## YOUR GOAL:
Below are some entries. Output each one exactly as it appears.

---

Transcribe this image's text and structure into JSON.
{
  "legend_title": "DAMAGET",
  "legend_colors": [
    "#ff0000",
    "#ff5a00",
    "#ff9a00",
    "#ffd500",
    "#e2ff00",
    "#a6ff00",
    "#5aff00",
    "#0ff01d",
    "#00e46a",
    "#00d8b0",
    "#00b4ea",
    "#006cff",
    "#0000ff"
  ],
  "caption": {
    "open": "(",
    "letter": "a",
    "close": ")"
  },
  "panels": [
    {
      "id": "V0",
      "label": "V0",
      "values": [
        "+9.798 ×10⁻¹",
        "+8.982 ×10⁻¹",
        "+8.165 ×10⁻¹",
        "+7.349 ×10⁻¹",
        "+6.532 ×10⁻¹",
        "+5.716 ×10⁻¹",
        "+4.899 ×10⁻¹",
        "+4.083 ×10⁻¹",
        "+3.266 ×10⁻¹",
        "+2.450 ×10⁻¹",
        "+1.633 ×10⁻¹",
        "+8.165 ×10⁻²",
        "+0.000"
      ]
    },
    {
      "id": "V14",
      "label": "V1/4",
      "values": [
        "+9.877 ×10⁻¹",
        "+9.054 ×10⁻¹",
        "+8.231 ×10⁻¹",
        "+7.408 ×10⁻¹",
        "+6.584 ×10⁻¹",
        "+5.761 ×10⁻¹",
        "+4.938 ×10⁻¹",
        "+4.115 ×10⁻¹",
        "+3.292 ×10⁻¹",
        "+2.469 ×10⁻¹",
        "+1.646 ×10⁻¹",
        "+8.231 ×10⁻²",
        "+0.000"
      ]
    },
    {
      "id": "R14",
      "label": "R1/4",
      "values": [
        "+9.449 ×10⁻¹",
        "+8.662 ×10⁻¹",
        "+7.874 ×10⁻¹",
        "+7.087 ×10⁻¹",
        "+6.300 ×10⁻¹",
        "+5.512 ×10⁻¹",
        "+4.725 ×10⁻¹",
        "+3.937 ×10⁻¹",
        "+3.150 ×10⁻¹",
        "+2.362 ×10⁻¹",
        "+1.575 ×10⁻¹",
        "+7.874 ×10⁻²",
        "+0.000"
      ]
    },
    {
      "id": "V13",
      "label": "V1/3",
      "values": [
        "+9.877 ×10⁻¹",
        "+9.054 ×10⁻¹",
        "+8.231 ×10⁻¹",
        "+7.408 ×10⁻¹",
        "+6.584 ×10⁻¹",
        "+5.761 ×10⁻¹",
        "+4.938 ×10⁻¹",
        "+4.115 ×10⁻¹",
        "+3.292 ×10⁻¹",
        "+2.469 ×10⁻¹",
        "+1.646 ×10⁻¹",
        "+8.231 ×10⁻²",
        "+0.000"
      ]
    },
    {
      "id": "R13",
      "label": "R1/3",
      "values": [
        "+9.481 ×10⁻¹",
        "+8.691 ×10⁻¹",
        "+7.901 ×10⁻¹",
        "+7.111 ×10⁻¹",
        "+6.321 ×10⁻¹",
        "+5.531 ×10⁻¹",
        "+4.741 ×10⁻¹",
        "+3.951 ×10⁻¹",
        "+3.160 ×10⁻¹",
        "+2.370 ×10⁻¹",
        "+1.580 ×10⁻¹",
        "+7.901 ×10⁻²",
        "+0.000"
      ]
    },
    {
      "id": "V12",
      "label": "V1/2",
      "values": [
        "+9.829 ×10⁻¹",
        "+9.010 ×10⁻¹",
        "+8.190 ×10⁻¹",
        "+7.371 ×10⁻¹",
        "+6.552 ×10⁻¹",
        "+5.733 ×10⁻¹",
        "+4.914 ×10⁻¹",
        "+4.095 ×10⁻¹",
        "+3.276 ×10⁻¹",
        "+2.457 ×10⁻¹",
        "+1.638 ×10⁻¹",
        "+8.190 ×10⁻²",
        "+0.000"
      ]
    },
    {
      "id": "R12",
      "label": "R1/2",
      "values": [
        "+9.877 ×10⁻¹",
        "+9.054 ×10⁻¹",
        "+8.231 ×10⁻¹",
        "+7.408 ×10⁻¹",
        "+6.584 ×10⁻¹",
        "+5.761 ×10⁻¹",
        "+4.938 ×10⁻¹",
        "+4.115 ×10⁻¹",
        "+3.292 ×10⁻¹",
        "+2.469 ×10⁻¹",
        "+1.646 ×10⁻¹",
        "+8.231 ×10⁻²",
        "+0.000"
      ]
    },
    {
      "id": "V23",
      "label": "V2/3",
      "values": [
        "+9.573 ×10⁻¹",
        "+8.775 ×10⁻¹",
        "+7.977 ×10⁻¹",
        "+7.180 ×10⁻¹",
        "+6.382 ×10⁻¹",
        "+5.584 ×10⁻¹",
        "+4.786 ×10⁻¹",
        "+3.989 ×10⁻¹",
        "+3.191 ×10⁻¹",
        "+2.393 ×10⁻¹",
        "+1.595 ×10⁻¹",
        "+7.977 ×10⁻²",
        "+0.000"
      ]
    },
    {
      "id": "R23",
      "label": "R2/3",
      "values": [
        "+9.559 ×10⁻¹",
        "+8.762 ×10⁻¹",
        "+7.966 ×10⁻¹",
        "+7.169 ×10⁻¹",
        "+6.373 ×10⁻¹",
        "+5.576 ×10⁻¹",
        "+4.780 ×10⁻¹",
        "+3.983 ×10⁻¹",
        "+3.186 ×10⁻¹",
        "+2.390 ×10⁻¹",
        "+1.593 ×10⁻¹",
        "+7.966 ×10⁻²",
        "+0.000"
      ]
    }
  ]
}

---

## TASK RESPONSE:
Transcribe this image's text and structure into JSON.
{
  "legend_title": "DAMAGET",
  "legend_colors": [
    "#ff0000",
    "#ff5a00",
    "#ff9a00",
    "#ffd500",
    "#e2ff00",
    "#a6ff00",
    "#5aff00",
    "#0ff01d",
    "#00e46a",
    "#00d8b0",
    "#00b4ea",
    "#006cff",
    "#0000ff"
  ],
  "caption": {
    "open": "(",
    "letter": "a",
    "close": ")"
  },
  "panels": [
    {
      "id": "V0",
      "label": "V0",
      "values": [
        "+9.798 ×10⁻¹",
        "+8.982 ×10⁻¹",
        "+8.165 ×10⁻¹",
        "+7.349 ×10⁻¹",
        "+6.532 ×10⁻¹",
        "+5.716 ×10⁻¹",
        "+4.899 ×10⁻¹",
        "+4.083 ×10⁻¹",
        "+3.266 ×10⁻¹",
        "+2.450 ×10⁻¹",
        "+1.633 ×10⁻¹",
        "+8.165 ×10⁻²",
        "+0.000"
      ]
    },
    {
      "id": "V14",
      "label": "V1/4",
      "values": [
        "+9.877 ×10⁻¹",
        "+9.054 ×10⁻¹",
        "+8.231 ×10⁻¹",
        "+7.408 ×10⁻¹",
        "+6.584 ×10⁻¹",
        "+5.761 ×10⁻¹",
        "+4.938 ×10⁻¹",
        "+4.115 ×10⁻¹",
        "+3.292 ×10⁻¹",
        "+2.469 ×10⁻¹",
        "+1.646 ×10⁻¹",
        "+8.231 ×10⁻²",
        "+0.000"
      ]
    },
    {
      "id": "R14",
      "label": "R1/4",
      "values": [
        "+9.449 ×10⁻¹",
        "+8.662 ×10⁻¹",
        "+7.874 ×10⁻¹",
        "+7.087 ×10⁻¹",
        "+6.300 ×10⁻¹",
        "+5.512 ×10⁻¹",
        "+4.725 ×10⁻¹",
        "+3.937 ×10⁻¹",
        "+3.150 ×10⁻¹",
        "+2.362 ×10⁻¹",
        "+1.575 ×10⁻¹",
        "+7.874 ×10⁻²",
        "+0.000"
      ]
    },
    {
      "id": "V13",
      "label": "V1/3",
      "values": [
        "+9.877 ×10⁻¹",
        "+9.054 ×10⁻¹",
        "+8.231 ×10⁻¹",
        "+7.408 ×10⁻¹",
        "+6.584 ×10⁻¹",
        "+5.761 ×10⁻¹",
        "+4.938 ×10⁻¹",
        "+4.115 ×10⁻¹",
        "+3.292 ×10⁻¹",
        "+2.469 ×10⁻¹",
        "+1.646 ×10⁻¹",
        "+8.231 ×10⁻²",
        "+0.000"
      ]
    },
    {
      "id": "R13",
      "label": "R1/3",
      "values": [
        "+9.481 ×10⁻¹",
        "+8.691 ×10⁻¹",
        "+7.901 ×10⁻¹",
        "+7.111 ×10⁻¹",
        "+6.321 ×10⁻¹",
        "+5.531 ×10⁻¹",
        "+4.741 ×10⁻¹",
        "+3.951 ×10⁻¹",
        "+3.160 ×10⁻¹",
        "+2.370 ×10⁻¹",
        "+1.580 ×10⁻¹",
        "+7.901 ×10⁻²",
        "+0.000"
      ]
    },
    {
      "id": "V12",
      "label": "V1/2",
      "values": [
        "+9.829 ×10⁻¹",
        "+9.010 ×10⁻¹",
        "+8.190 ×10⁻¹",
        "+7.371 ×10⁻¹",
        "+6.552 ×10⁻¹",
        "+5.733 ×10⁻¹",
        "+4.914 ×10⁻¹",
        "+4.095 ×10⁻¹",
        "+3.276 ×10⁻¹",
        "+2.457 ×10⁻¹",
        "+1.638 ×10⁻¹",
        "+8.190 ×10⁻²",
        "+0.000"
      ]
    },
    {
      "id": "R12",
      "label": "R1/2",
      "values": [
        "+9.877 ×10⁻¹",
        "+9.054 ×10⁻¹",
        "+8.231 ×10⁻¹",
        "+7.408 ×10⁻¹",
        "+6.584 ×10⁻¹",
        "+5.761 ×10⁻¹",
        "+4.938 ×10⁻¹",
        "+4.115 ×10⁻¹",
        "+3.292 ×10⁻¹",
        "+2.469 ×10⁻¹",
        "+1.646 ×10⁻¹",
        "+8.231 ×10⁻²",
        "+0.000"
      ]
    },
    {
      "id": "V23",
      "label": "V2/3",
      "values": [
        "+9.573 ×10⁻¹",
        "+8.775 ×10⁻¹",
        "+7.977 ×10⁻¹",
        "+7.180 ×10⁻¹",
        "+6.382 ×10⁻¹",
        "+5.584 ×10⁻¹",
        "+4.786 ×10⁻¹",
        "+3.989 ×10⁻¹",
        "+3.191 ×10⁻¹",
        "+2.393 ×10⁻¹",
        "+1.595 ×10⁻¹",
        "+7.977 ×10⁻²",
        "+0.000"
      ]
    },
    {
      "id": "R23",
      "label": "R2/3",
      "values": [
        "+9.559 ×10⁻¹",
        "+8.762 ×10⁻¹",
        "+7.966 ×10⁻¹",
        "+7.169 ×10⁻¹",
        "+6.373 ×10⁻¹",
        "+5.576 ×10⁻¹",
        "+4.780 ×10⁻¹",
        "+3.983 ×10⁻¹",
        "+3.186 ×10⁻¹",
        "+2.390 ×10⁻¹",
        "+1.593 ×10⁻¹",
        "+7.966 ×10⁻²",
        "+0.000"
      ]
    }
  ]
}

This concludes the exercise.